# RECORDS FOR THIS EXERCISE start

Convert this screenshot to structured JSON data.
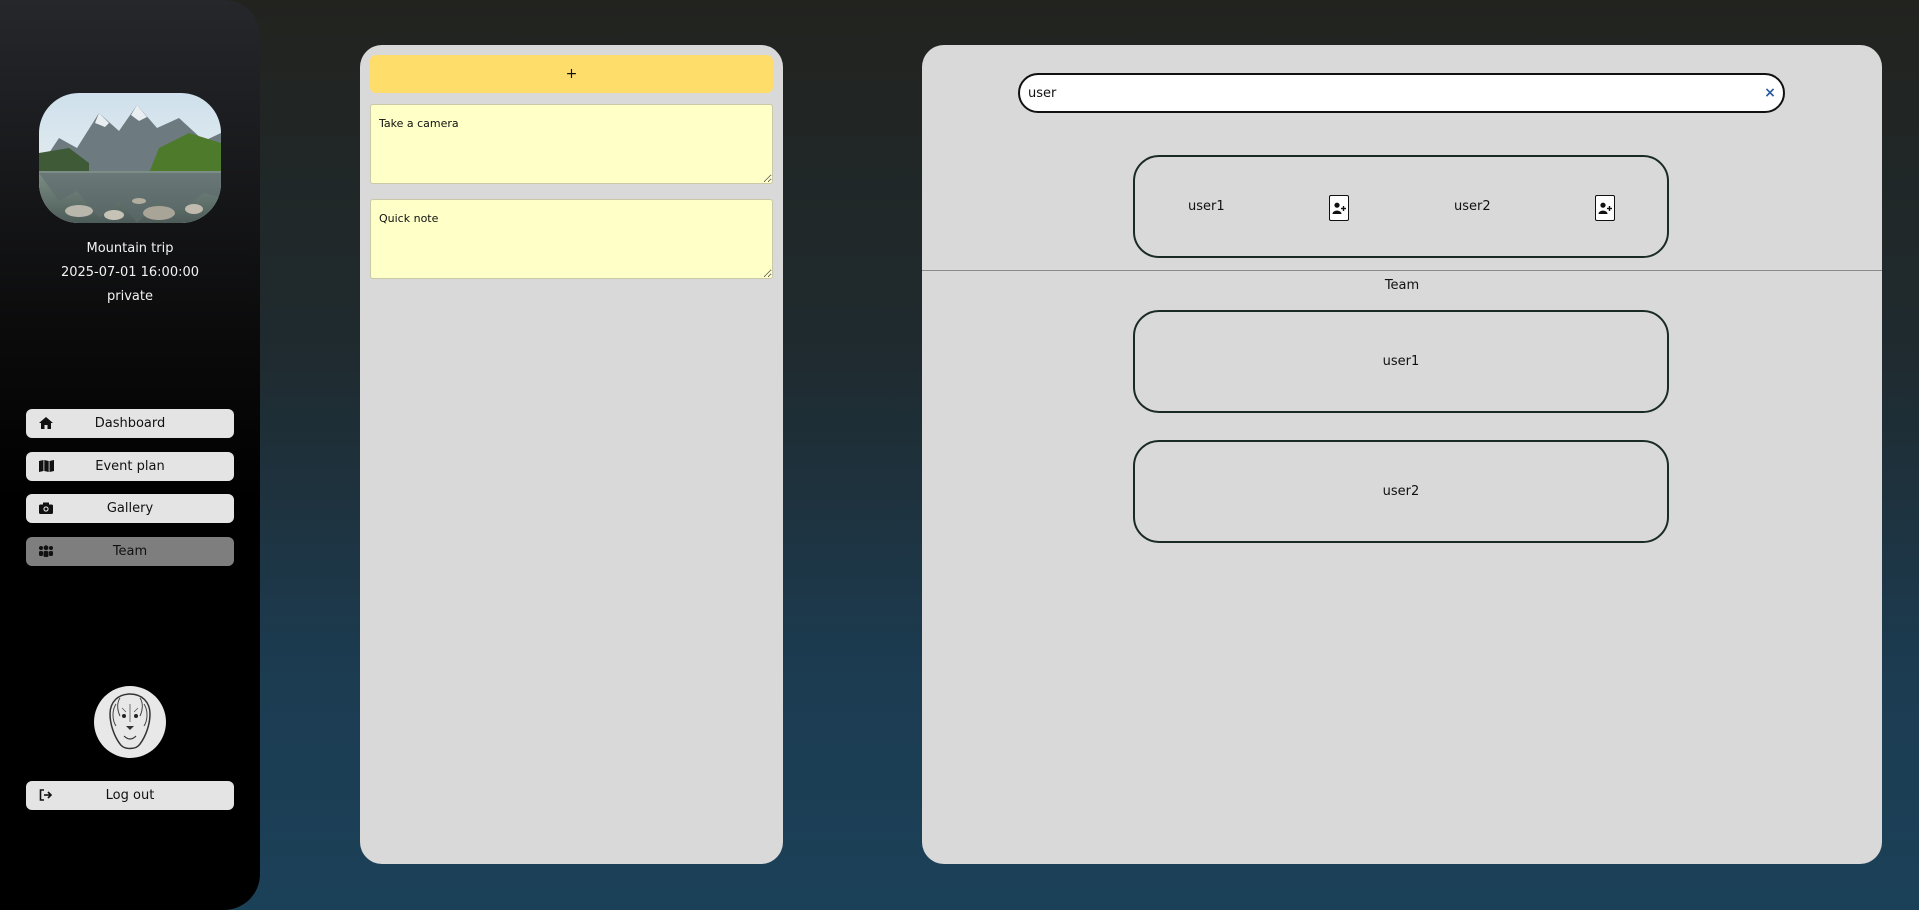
{
  "event": {
    "name": "Mountain trip",
    "datetime": "2025-07-01 16:00:00",
    "visibility": "private"
  },
  "nav": [
    {
      "label": "Dashboard",
      "icon": "home-icon"
    },
    {
      "label": "Event plan",
      "icon": "map-icon"
    },
    {
      "label": "Gallery",
      "icon": "camera-icon"
    },
    {
      "label": "Team",
      "icon": "users-icon",
      "active": true
    }
  ],
  "logout": {
    "label": "Log out",
    "icon": "logout-icon"
  },
  "notes": {
    "add_label": "+",
    "items": [
      "Take a camera",
      "Quick note"
    ]
  },
  "search": {
    "value": "user",
    "clear_label": "×"
  },
  "search_results": [
    "user1",
    "user2"
  ],
  "team": {
    "label": "Team",
    "members": [
      "user1",
      "user2"
    ]
  },
  "colors": {
    "accent_yellow": "#ffdd6a",
    "note_bg": "#ffffc8",
    "panel_bg": "#d9d9d9",
    "nav_active": "#7e7e7e"
  }
}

# RECORDS FOR THIS EXERCISE end

WHAT YOU SHOULD DO —
Write the records out once more, exactly as they appear, with no pictures.

TASK ANSWER —
Convert this screenshot to structured JSON data.
{
  "event": {
    "name": "Mountain trip",
    "datetime": "2025-07-01 16:00:00",
    "visibility": "private"
  },
  "nav": [
    {
      "label": "Dashboard",
      "icon": "home-icon"
    },
    {
      "label": "Event plan",
      "icon": "map-icon"
    },
    {
      "label": "Gallery",
      "icon": "camera-icon"
    },
    {
      "label": "Team",
      "icon": "users-icon",
      "active": true
    }
  ],
  "logout": {
    "label": "Log out",
    "icon": "logout-icon"
  },
  "notes": {
    "add_label": "+",
    "items": [
      "Take a camera",
      "Quick note"
    ]
  },
  "search": {
    "value": "user",
    "clear_label": "×"
  },
  "search_results": [
    "user1",
    "user2"
  ],
  "team": {
    "label": "Team",
    "members": [
      "user1",
      "user2"
    ]
  },
  "colors": {
    "accent_yellow": "#ffdd6a",
    "note_bg": "#ffffc8",
    "panel_bg": "#d9d9d9",
    "nav_active": "#7e7e7e"
  }
}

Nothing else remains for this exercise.